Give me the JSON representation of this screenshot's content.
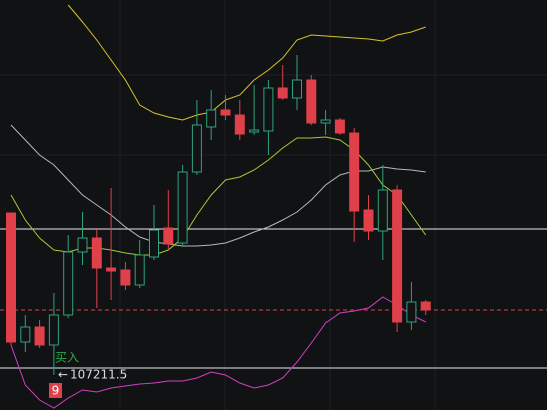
{
  "chart_data": {
    "type": "candlestick",
    "ylim": [
      106860,
      110960
    ],
    "up_color": "#2ea37c",
    "down_color": "#e0404a",
    "candles": {
      "open": [
        108830,
        107540,
        107690,
        107510,
        107810,
        108440,
        108580,
        108280,
        108260,
        108110,
        108390,
        108680,
        108530,
        109240,
        109690,
        109860,
        109810,
        109640,
        109650,
        110080,
        109980,
        110160,
        109730,
        109760,
        109630,
        108860,
        108650,
        109060,
        107740,
        107940
      ],
      "close": [
        107540,
        107690,
        107510,
        107810,
        108440,
        108580,
        108280,
        108250,
        108110,
        108410,
        108660,
        108520,
        109240,
        109710,
        109860,
        109810,
        109620,
        109660,
        110080,
        109980,
        110160,
        109730,
        109760,
        109630,
        108850,
        108650,
        109060,
        107740,
        107940,
        107860
      ],
      "high": [
        108830,
        107810,
        107760,
        108030,
        108610,
        108840,
        108660,
        109080,
        108340,
        108560,
        108910,
        109060,
        109310,
        109960,
        110060,
        110010,
        109960,
        110110,
        110160,
        110310,
        110410,
        110210,
        109860,
        109780,
        109680,
        109010,
        109310,
        109110,
        108140,
        107960
      ],
      "low": [
        107510,
        107440,
        107480,
        107211.5,
        107780,
        108310,
        107880,
        107960,
        108060,
        108080,
        108360,
        108460,
        108510,
        109210,
        109560,
        109760,
        109560,
        109610,
        109410,
        109960,
        109860,
        109710,
        109610,
        109610,
        108540,
        108560,
        108360,
        107640,
        107660,
        107810
      ]
    },
    "series": [
      {
        "color": "#d9c22a",
        "values": [
          null,
          null,
          null,
          null,
          110910,
          110740,
          110560,
          110360,
          110160,
          109910,
          109830,
          109790,
          109760,
          109810,
          109840,
          109960,
          110010,
          110160,
          110260,
          110380,
          110560,
          110610,
          110600,
          110590,
          110580,
          110570,
          110550,
          110610,
          110640,
          110690
        ]
      },
      {
        "color": "#b8b8b8",
        "values": [
          109710,
          109560,
          109410,
          109310,
          109160,
          109010,
          108910,
          108810,
          108690,
          108590,
          108540,
          108520,
          108500,
          108500,
          108510,
          108530,
          108580,
          108640,
          108690,
          108760,
          108840,
          108960,
          109110,
          109210,
          109250,
          109250,
          109290,
          109270,
          109260,
          109240
        ]
      },
      {
        "color": "#9bcf3a",
        "values": [
          109010,
          108760,
          108580,
          108460,
          108440,
          108480,
          108480,
          108460,
          108430,
          108410,
          108410,
          108460,
          108580,
          108810,
          109010,
          109160,
          109190,
          109260,
          109360,
          109480,
          109580,
          109580,
          109590,
          109560,
          109460,
          109310,
          109110,
          109010,
          108810,
          108610
        ]
      },
      {
        "color": "#d43fc4",
        "values": [
          107510,
          107110,
          106960,
          106880,
          106980,
          107060,
          107040,
          107080,
          107100,
          107120,
          107130,
          107150,
          107150,
          107180,
          107240,
          107210,
          107130,
          107080,
          107110,
          107180,
          107340,
          107530,
          107730,
          107830,
          107850,
          107880,
          107990,
          107910,
          107810,
          107740
        ]
      }
    ],
    "levels": [
      {
        "value": 108670,
        "color": "#e8e8e8",
        "dashed": false
      },
      {
        "value": 107280,
        "color": "#e8e8e8",
        "dashed": false
      },
      {
        "value": 107860,
        "color": "#e0404a",
        "dashed": true
      }
    ],
    "annotations": {
      "signal": "买入",
      "count": "9",
      "low_label": "107211.5"
    }
  }
}
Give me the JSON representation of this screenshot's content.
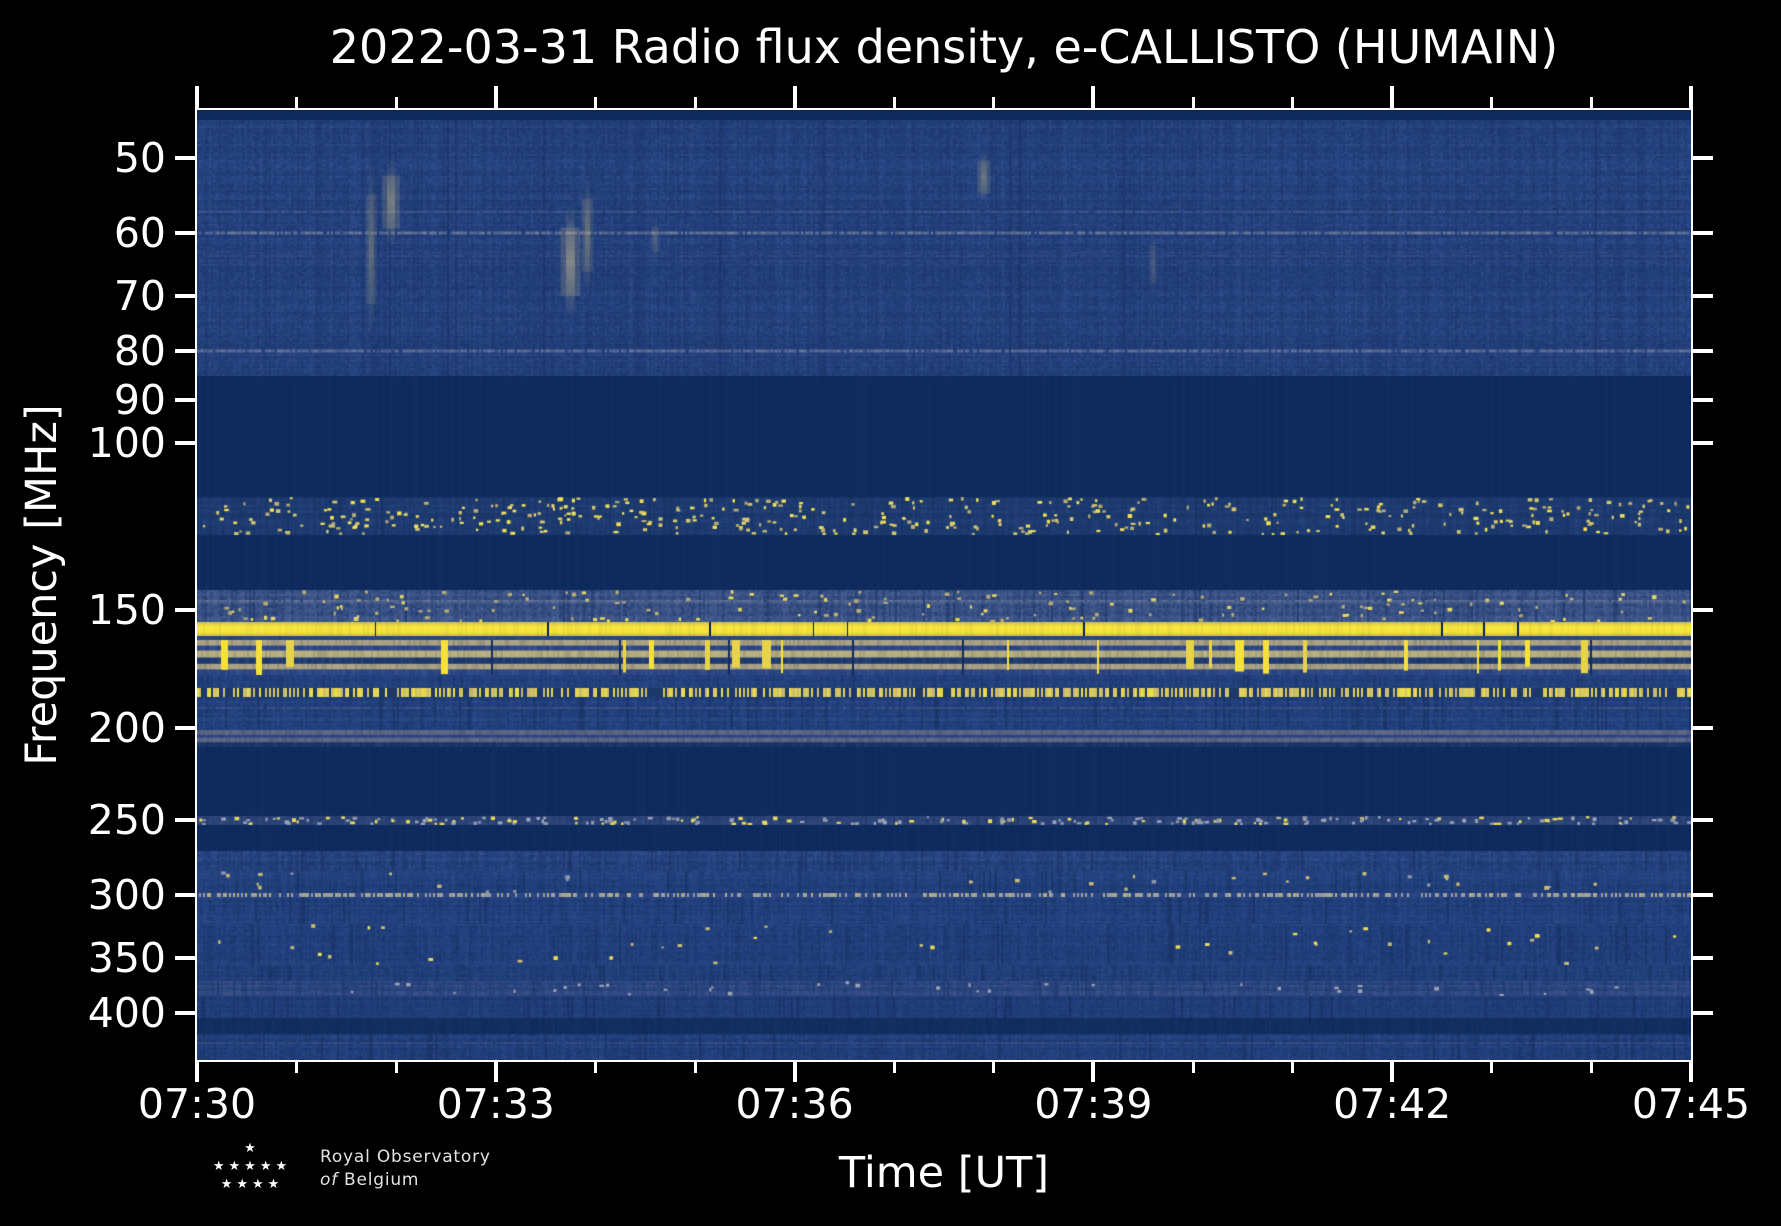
{
  "chart_data": {
    "type": "heatmap",
    "title": "2022-03-31 Radio flux density, e-CALLISTO (HUMAIN)",
    "xlabel": "Time [UT]",
    "ylabel": "Frequency [MHz]",
    "x_tick_labels": [
      "07:30",
      "07:33",
      "07:36",
      "07:39",
      "07:42",
      "07:45"
    ],
    "x_major_step_min": 3,
    "x_minor_step_min": 1,
    "time_span_minutes": 15,
    "y_tick_values": [
      50,
      60,
      70,
      80,
      90,
      100,
      150,
      200,
      250,
      300,
      350,
      400
    ],
    "y_scale": "log",
    "y_axis_inverted": true,
    "freq_range_mhz": [
      44.5,
      448.5
    ],
    "grid": false,
    "legend": "none",
    "colormap_hint": "dark navy background noise, gray/tan RFI rows, saturated yellow strong RFI carriers",
    "bands": [
      {
        "style": "solid",
        "f0": 44.5,
        "f1": 45.6,
        "color": "#0e2a5a"
      },
      {
        "style": "noise",
        "f0": 45.6,
        "f1": 85.0,
        "dark": "#16305f",
        "mid": "#23407d",
        "light": "#3b5694",
        "colAmp": 0.1,
        "cellAmp": 0.16,
        "rowAmp": 0.1,
        "tanChance": 0.0012,
        "tan": "#9a9782",
        "darkColChance": 0.02
      },
      {
        "style": "solid",
        "f0": 85.0,
        "f1": 114.0,
        "color": "#0f2b5e",
        "tex": 0.02
      },
      {
        "style": "noise",
        "f0": 114.0,
        "f1": 125.0,
        "dark": "#14305f",
        "mid": "#1d3a6f",
        "light": "#2c4a86",
        "colAmp": 0.12,
        "cellAmp": 0.14,
        "rowAmp": 0.12,
        "speckDensity": 0.045,
        "specks": [
          "#b7ab75",
          "#d3c66f",
          "#f0e056"
        ],
        "darkColChance": 0.03
      },
      {
        "style": "solid",
        "f0": 125.0,
        "f1": 143.0,
        "color": "#0f2b5e",
        "tex": 0.02
      },
      {
        "style": "noise",
        "f0": 143.0,
        "f1": 154.5,
        "dark": "#1b3567",
        "mid": "#3a5286",
        "light": "#5a6e9a",
        "colAmp": 0.14,
        "cellAmp": 0.16,
        "rowAmp": 0.14,
        "speckDensity": 0.02,
        "specks": [
          "#b7ab75",
          "#e6d75f"
        ],
        "darkColChance": 0.05
      },
      {
        "style": "yellowline",
        "f0": 154.5,
        "f1": 160.0,
        "edge": "#cdbf4e",
        "core": "#f8e53e",
        "gapColor": "#0a2148",
        "gapDensity": 0.012
      },
      {
        "style": "solid",
        "f0": 160.0,
        "f1": 161.6,
        "color": "#2b4586",
        "tex": 0.05
      },
      {
        "style": "tanbars",
        "f0": 161.6,
        "f1": 176.0,
        "tanA": "#a8a183",
        "tanB": "#b6ae7e",
        "blueA": "#2b4586",
        "blueB": "#1d3870",
        "yellow": "#f5e03c",
        "barDensity": 0.085,
        "gapDensity": 0.012
      },
      {
        "style": "noise",
        "f0": 176.0,
        "f1": 181.5,
        "dark": "#173262",
        "mid": "#22407e",
        "light": "#33508e",
        "colAmp": 0.12,
        "cellAmp": 0.15,
        "rowAmp": 0.1,
        "darkColChance": 0.04
      },
      {
        "style": "dashline",
        "f0": 181.5,
        "f1": 185.5,
        "base": "#1c3768",
        "dash1": "#c2b575",
        "dash2": "#f2e049",
        "density": 0.55
      },
      {
        "style": "noise",
        "f0": 185.5,
        "f1": 201.0,
        "dark": "#14305f",
        "mid": "#22407e",
        "light": "#33508e",
        "colAmp": 0.12,
        "cellAmp": 0.16,
        "rowAmp": 0.12,
        "darkColChance": 0.06
      },
      {
        "style": "grayband",
        "f0": 201.0,
        "f1": 209.5,
        "gray": "#5c6684",
        "blue": "#2b4586",
        "dark": "#1a3468"
      },
      {
        "style": "solid",
        "f0": 209.5,
        "f1": 248.0,
        "color": "#0f2b5e",
        "tex": 0.02
      },
      {
        "style": "noise",
        "f0": 248.0,
        "f1": 253.0,
        "dark": "#1b3569",
        "mid": "#2c4378",
        "light": "#3f5585",
        "colAmp": 0.14,
        "cellAmp": 0.14,
        "rowAmp": 0.08,
        "speckDensity": 0.1,
        "specks": [
          "#99a2b8",
          "#8f97ab",
          "#e8d858"
        ],
        "darkColChance": 0.05
      },
      {
        "style": "solid",
        "f0": 253.0,
        "f1": 270.0,
        "color": "#0f2b5e",
        "tex": 0.02
      },
      {
        "style": "noise",
        "f0": 270.0,
        "f1": 283.0,
        "dark": "#16315f",
        "mid": "#24417f",
        "light": "#3a5793",
        "colAmp": 0.13,
        "cellAmp": 0.17,
        "rowAmp": 0.12,
        "tanChance": 0.002,
        "tan": "#9a9782",
        "darkColChance": 0.05
      },
      {
        "style": "noise",
        "f0": 283.0,
        "f1": 299.0,
        "dark": "#152f5e",
        "mid": "#21407d",
        "light": "#32508e",
        "colAmp": 0.12,
        "cellAmp": 0.15,
        "rowAmp": 0.12,
        "speckDensity": 0.006,
        "specks": [
          "#8f97ab",
          "#c6ba77"
        ],
        "darkColChance": 0.05
      },
      {
        "style": "dashline",
        "f0": 299.0,
        "f1": 301.5,
        "base": "#2c4684",
        "dash1": "#8d95a9",
        "dash2": "#b9ae80",
        "density": 0.5
      },
      {
        "style": "noise",
        "f0": 301.5,
        "f1": 322.0,
        "dark": "#152f5e",
        "mid": "#22407e",
        "light": "#33508e",
        "colAmp": 0.12,
        "cellAmp": 0.16,
        "rowAmp": 0.12,
        "darkColChance": 0.05
      },
      {
        "style": "noise",
        "f0": 322.0,
        "f1": 356.0,
        "dark": "#152f5e",
        "mid": "#22407e",
        "light": "#334f8d",
        "colAmp": 0.12,
        "cellAmp": 0.16,
        "rowAmp": 0.12,
        "speckDensity": 0.004,
        "specks": [
          "#c6ba77",
          "#f0df52"
        ],
        "darkColChance": 0.05
      },
      {
        "style": "noise",
        "f0": 356.0,
        "f1": 370.0,
        "dark": "#152f5e",
        "mid": "#21407c",
        "light": "#32508c",
        "colAmp": 0.12,
        "cellAmp": 0.15,
        "rowAmp": 0.12,
        "darkColChance": 0.05
      },
      {
        "style": "noise",
        "f0": 370.0,
        "f1": 384.0,
        "dark": "#1a3565",
        "mid": "#2c4682",
        "light": "#4a5d8e",
        "colAmp": 0.12,
        "cellAmp": 0.15,
        "rowAmp": 0.14,
        "speckDensity": 0.01,
        "specks": [
          "#9aa2b4"
        ],
        "darkColChance": 0.05
      },
      {
        "style": "noise",
        "f0": 384.0,
        "f1": 405.0,
        "dark": "#142e5c",
        "mid": "#1f3c78",
        "light": "#2f4c88",
        "colAmp": 0.11,
        "cellAmp": 0.15,
        "rowAmp": 0.11,
        "darkColChance": 0.05
      },
      {
        "style": "solid",
        "f0": 405.0,
        "f1": 421.0,
        "color": "#112e5f",
        "tex": 0.03
      },
      {
        "style": "noise",
        "f0": 421.0,
        "f1": 448.5,
        "dark": "#152f5e",
        "mid": "#22407e",
        "light": "#33508e",
        "colAmp": 0.12,
        "cellAmp": 0.16,
        "rowAmp": 0.12,
        "tanChance": 0.001,
        "tan": "#9a9782",
        "darkColChance": 0.06
      }
    ],
    "hlines": [
      {
        "f": 57.0,
        "color": "#6a7694",
        "alpha": 0.3,
        "th": 2
      },
      {
        "f": 60.0,
        "color": "#8d93a6",
        "alpha": 0.5,
        "th": 3
      },
      {
        "f": 63.5,
        "color": "#44598c",
        "alpha": 0.4,
        "th": 2
      },
      {
        "f": 80.0,
        "color": "#8d93a6",
        "alpha": 0.45,
        "th": 3
      },
      {
        "f": 147.0,
        "color": "#8d93a6",
        "alpha": 0.35,
        "th": 2
      },
      {
        "f": 190.5,
        "color": "#6a7694",
        "alpha": 0.3,
        "th": 2
      },
      {
        "f": 196.0,
        "color": "#44598c",
        "alpha": 0.35,
        "th": 2
      },
      {
        "f": 430.0,
        "color": "#56628a",
        "alpha": 0.3,
        "th": 2
      }
    ],
    "plumes": [
      {
        "m": 1.75,
        "f0": 50,
        "f1": 78,
        "w": 5,
        "color": "#b7ad85",
        "alpha": 0.3
      },
      {
        "m": 1.95,
        "f0": 50,
        "f1": 62,
        "w": 8,
        "color": "#c3b98d",
        "alpha": 0.4
      },
      {
        "m": 3.75,
        "f0": 56,
        "f1": 74,
        "w": 9,
        "color": "#c3b98d",
        "alpha": 0.45
      },
      {
        "m": 3.92,
        "f0": 52,
        "f1": 70,
        "w": 5,
        "color": "#b7ad85",
        "alpha": 0.35
      },
      {
        "m": 4.6,
        "f0": 58,
        "f1": 64,
        "w": 4,
        "color": "#a8a088",
        "alpha": 0.25
      },
      {
        "m": 7.9,
        "f0": 49,
        "f1": 56,
        "w": 6,
        "color": "#b7ad85",
        "alpha": 0.35
      },
      {
        "m": 9.6,
        "f0": 60,
        "f1": 70,
        "w": 4,
        "color": "#a8a088",
        "alpha": 0.2
      }
    ]
  },
  "logo": {
    "text_line1": "Royal Observatory",
    "text_line2_italic": "of",
    "text_line2": "Belgium",
    "star_rows": [
      1,
      5,
      4
    ]
  },
  "colors": {
    "background": "#000000",
    "axes": "#ffffff",
    "strong_rfi_yellow": "#f5e03c",
    "quiet_band_navy": "#0f2b5e",
    "noise_navy": "#23407d"
  }
}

• Task statement
Isolate the lines above that contain the word "tanChance" and copy them.

• Exercise response
        "tanChance": 0.0012,
        "tanChance": 0.002,
        "tanChance": 0.001,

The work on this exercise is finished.